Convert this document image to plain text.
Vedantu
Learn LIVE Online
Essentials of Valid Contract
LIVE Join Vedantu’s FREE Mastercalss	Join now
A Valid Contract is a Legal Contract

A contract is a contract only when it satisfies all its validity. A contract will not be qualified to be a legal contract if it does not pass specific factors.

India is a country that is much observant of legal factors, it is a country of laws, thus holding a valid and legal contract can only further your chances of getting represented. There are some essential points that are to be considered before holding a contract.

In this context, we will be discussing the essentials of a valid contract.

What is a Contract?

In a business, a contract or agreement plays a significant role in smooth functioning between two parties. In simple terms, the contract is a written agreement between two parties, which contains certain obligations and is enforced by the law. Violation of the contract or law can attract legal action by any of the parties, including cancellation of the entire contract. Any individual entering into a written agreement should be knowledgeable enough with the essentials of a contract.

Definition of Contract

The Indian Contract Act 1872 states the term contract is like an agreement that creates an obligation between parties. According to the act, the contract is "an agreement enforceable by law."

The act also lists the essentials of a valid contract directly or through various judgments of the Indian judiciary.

* **Requirements**
Make an exact copy of the data above.

* **Output**
Convert this document image to plain text.
Vedantu
Learn LIVE Online
Essentials of Valid Contract
LIVE Join Vedantu’s FREE Mastercalss	Join now
A Valid Contract is a Legal Contract

A contract is a contract only when it satisfies all its validity. A contract will not be qualified to be a legal contract if it does not pass specific factors.

India is a country that is much observant of legal factors, it is a country of laws, thus holding a valid and legal contract can only further your chances of getting represented. There are some essential points that are to be considered before holding a contract.

In this context, we will be discussing the essentials of a valid contract.

What is a Contract?

In a business, a contract or agreement plays a significant role in smooth functioning between two parties. In simple terms, the contract is a written agreement between two parties, which contains certain obligations and is enforced by the law. Violation of the contract or law can attract legal action by any of the parties, including cancellation of the entire contract. Any individual entering into a written agreement should be knowledgeable enough with the essentials of a contract.

Definition of Contract

The Indian Contract Act 1872 states the term contract is like an agreement that creates an obligation between parties. According to the act, the contract is "an agreement enforceable by law."

The act also lists the essentials of a valid contract directly or through various judgments of the Indian judiciary.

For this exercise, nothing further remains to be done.